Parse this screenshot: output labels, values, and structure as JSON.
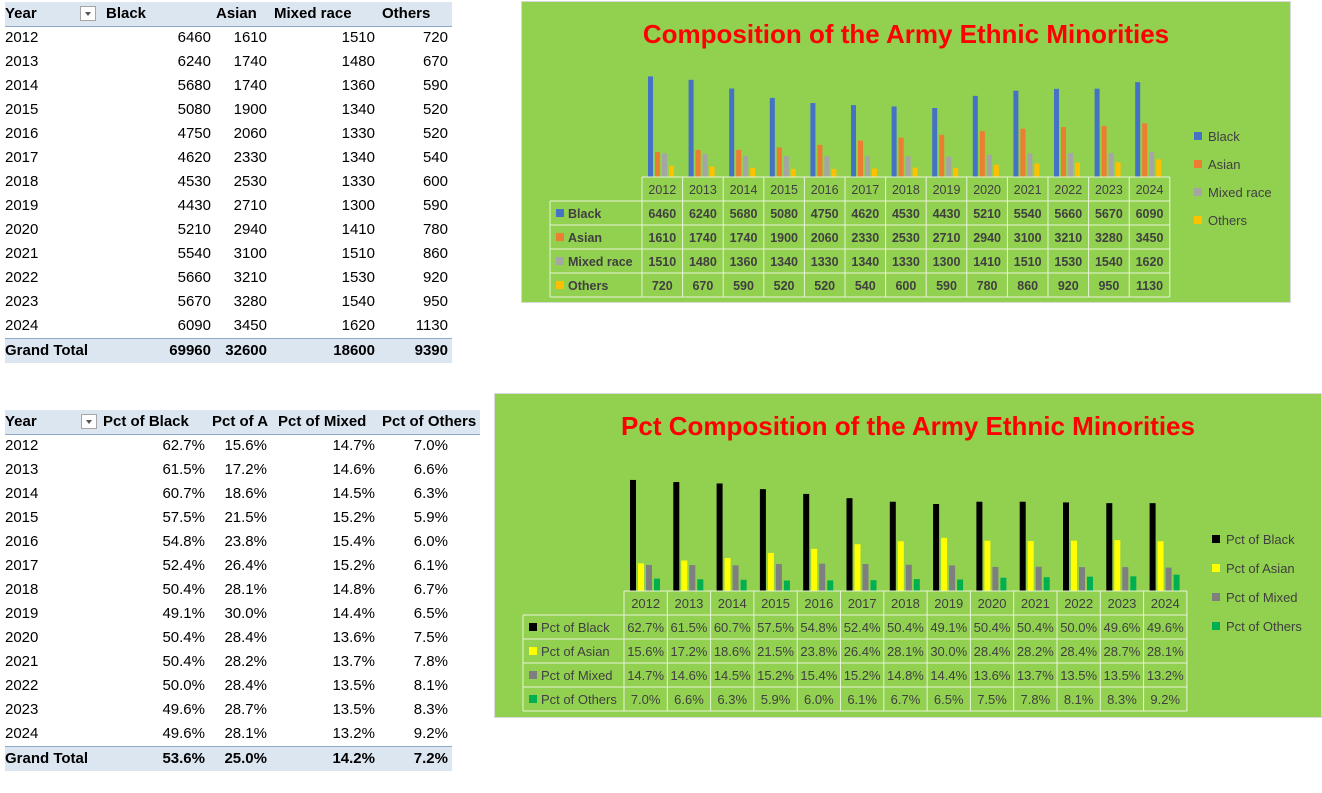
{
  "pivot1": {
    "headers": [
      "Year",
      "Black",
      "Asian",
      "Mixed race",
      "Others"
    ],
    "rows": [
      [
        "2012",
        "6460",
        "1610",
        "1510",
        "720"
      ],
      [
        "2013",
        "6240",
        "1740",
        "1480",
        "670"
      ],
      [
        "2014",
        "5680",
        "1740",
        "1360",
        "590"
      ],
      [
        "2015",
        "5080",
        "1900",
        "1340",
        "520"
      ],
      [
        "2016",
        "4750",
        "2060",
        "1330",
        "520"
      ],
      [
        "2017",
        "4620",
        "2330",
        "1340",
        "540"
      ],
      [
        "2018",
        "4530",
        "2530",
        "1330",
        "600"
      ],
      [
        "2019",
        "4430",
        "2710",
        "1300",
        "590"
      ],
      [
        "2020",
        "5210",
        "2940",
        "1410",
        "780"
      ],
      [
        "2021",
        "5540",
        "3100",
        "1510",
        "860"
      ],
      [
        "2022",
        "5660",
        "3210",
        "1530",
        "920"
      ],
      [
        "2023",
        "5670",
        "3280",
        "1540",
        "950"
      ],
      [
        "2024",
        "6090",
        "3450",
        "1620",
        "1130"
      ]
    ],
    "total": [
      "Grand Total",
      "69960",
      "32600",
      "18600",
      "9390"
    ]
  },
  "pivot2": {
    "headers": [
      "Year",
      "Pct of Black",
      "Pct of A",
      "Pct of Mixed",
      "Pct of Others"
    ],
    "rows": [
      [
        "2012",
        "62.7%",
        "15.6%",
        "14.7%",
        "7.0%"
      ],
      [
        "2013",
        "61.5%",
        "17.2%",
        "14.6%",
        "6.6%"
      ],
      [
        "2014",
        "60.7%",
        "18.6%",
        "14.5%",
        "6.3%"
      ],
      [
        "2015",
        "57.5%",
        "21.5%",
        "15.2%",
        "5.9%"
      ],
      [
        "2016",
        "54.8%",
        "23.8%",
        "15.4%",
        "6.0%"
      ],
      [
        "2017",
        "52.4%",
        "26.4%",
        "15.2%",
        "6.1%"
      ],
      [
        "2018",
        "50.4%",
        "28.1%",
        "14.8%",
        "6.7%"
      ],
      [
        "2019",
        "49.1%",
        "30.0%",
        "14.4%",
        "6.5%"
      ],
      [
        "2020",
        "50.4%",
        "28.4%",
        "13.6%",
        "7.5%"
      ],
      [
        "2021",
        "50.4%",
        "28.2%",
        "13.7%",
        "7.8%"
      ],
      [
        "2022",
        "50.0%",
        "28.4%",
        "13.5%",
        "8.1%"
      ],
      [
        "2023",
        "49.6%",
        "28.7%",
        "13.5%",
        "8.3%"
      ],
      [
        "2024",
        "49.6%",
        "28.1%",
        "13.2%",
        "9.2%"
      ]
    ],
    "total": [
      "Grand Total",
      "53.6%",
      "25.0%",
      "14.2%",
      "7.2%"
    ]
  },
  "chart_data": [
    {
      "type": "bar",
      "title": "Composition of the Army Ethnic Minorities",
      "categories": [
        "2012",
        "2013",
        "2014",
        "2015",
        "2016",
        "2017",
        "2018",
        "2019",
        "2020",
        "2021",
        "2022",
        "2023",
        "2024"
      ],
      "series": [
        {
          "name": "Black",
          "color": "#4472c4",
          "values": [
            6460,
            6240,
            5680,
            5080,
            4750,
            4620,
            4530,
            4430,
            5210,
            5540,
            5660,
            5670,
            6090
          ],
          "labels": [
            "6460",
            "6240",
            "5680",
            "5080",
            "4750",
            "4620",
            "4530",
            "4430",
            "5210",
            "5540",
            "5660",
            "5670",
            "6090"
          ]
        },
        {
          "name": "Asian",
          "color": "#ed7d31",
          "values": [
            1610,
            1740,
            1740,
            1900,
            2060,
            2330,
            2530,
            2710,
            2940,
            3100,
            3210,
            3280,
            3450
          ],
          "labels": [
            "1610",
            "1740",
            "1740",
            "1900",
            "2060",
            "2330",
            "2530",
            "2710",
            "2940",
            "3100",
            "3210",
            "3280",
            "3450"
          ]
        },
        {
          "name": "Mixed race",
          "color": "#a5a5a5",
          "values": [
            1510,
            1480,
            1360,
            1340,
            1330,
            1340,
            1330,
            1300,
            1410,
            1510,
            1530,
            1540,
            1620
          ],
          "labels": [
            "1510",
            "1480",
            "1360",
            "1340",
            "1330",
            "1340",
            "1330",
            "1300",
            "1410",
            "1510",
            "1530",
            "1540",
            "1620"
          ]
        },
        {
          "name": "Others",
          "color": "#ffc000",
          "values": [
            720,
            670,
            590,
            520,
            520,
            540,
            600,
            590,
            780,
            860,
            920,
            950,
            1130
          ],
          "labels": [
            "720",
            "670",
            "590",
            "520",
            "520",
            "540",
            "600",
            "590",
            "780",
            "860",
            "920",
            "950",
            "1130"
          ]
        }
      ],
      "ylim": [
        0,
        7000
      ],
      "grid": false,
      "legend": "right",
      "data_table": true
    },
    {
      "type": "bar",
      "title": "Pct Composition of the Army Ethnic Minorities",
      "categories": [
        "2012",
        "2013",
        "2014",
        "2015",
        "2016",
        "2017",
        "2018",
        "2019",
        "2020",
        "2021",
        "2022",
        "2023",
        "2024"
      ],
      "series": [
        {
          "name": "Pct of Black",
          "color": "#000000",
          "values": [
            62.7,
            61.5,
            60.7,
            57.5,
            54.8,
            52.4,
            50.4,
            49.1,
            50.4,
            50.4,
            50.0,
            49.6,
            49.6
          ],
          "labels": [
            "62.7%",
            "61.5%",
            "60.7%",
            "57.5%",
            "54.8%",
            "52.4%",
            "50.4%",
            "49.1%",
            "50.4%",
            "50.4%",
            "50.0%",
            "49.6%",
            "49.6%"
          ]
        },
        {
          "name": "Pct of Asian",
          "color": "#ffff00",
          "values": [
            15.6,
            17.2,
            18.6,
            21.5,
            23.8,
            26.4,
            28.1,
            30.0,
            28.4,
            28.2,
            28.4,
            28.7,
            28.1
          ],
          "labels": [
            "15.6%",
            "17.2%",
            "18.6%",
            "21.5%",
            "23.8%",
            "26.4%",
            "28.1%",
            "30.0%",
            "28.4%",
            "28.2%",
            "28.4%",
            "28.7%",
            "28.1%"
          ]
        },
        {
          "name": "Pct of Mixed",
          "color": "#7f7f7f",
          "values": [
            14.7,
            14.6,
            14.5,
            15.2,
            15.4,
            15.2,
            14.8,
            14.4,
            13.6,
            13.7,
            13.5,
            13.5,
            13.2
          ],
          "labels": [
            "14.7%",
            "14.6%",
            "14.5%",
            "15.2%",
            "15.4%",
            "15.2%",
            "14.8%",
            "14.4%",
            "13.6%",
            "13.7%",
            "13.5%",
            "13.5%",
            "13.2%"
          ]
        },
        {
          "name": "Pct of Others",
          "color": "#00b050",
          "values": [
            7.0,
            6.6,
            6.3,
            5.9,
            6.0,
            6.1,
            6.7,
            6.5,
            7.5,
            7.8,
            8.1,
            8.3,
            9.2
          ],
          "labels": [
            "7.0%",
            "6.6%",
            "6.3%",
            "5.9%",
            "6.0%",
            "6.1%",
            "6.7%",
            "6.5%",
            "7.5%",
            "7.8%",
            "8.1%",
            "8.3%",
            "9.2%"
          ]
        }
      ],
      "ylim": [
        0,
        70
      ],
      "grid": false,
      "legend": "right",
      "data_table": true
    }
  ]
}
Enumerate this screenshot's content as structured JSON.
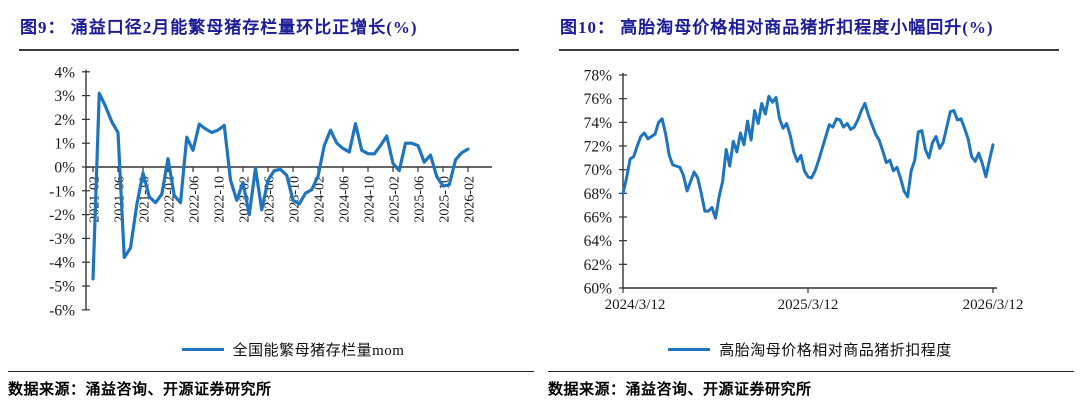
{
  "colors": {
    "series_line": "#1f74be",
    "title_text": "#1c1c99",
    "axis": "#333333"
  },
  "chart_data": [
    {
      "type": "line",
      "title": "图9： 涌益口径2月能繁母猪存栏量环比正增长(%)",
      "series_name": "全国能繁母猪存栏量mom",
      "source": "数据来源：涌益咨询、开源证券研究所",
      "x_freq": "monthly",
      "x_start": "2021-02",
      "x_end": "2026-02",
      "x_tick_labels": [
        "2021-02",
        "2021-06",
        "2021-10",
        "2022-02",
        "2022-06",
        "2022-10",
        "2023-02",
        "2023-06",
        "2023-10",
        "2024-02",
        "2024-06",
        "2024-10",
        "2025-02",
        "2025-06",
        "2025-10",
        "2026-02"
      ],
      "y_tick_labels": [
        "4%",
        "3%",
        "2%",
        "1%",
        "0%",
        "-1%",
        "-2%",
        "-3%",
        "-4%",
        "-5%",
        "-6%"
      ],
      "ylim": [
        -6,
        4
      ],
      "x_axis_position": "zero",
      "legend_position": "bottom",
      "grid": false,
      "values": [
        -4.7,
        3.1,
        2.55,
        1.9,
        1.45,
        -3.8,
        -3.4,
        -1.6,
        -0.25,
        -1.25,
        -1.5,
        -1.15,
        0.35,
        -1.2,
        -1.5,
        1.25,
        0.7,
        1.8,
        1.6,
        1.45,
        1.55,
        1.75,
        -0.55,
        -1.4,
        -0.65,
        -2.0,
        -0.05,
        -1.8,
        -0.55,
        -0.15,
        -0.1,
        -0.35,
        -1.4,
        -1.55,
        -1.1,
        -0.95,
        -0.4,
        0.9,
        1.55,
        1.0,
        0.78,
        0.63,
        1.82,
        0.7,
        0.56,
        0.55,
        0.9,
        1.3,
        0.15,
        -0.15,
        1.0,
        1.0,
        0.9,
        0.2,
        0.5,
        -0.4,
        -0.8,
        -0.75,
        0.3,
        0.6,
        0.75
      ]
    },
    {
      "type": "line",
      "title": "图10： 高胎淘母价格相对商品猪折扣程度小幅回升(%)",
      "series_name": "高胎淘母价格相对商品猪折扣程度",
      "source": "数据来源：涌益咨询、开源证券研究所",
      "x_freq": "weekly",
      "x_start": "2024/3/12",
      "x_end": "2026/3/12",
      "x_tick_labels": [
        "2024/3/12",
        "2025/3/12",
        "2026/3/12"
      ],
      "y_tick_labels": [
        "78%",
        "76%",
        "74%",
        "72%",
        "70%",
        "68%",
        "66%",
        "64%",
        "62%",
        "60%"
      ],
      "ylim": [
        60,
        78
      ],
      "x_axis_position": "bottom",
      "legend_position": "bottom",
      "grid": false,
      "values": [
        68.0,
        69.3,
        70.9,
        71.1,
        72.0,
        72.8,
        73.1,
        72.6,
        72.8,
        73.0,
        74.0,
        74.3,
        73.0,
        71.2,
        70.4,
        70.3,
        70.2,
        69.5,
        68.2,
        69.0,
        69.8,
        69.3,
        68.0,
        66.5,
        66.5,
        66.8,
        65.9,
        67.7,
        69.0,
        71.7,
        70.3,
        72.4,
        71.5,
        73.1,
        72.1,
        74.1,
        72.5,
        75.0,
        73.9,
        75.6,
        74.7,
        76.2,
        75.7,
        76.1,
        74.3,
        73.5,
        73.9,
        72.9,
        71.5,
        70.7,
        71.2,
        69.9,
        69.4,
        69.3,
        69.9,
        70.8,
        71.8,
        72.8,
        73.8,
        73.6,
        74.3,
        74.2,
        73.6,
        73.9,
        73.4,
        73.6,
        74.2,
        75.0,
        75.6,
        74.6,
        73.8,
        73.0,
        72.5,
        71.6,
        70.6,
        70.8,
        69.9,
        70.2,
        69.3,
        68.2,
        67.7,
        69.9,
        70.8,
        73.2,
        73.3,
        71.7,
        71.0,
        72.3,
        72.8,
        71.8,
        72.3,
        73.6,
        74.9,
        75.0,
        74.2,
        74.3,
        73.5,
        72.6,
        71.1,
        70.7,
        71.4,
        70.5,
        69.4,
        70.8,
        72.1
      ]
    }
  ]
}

+ + +

Stated problem — Above are the records. Copy every line in them holding "JSON".

Expected answer —
Parse this screenshot: output labels, values, and structure as JSON.
Enumerate this screenshot's content as structured JSON.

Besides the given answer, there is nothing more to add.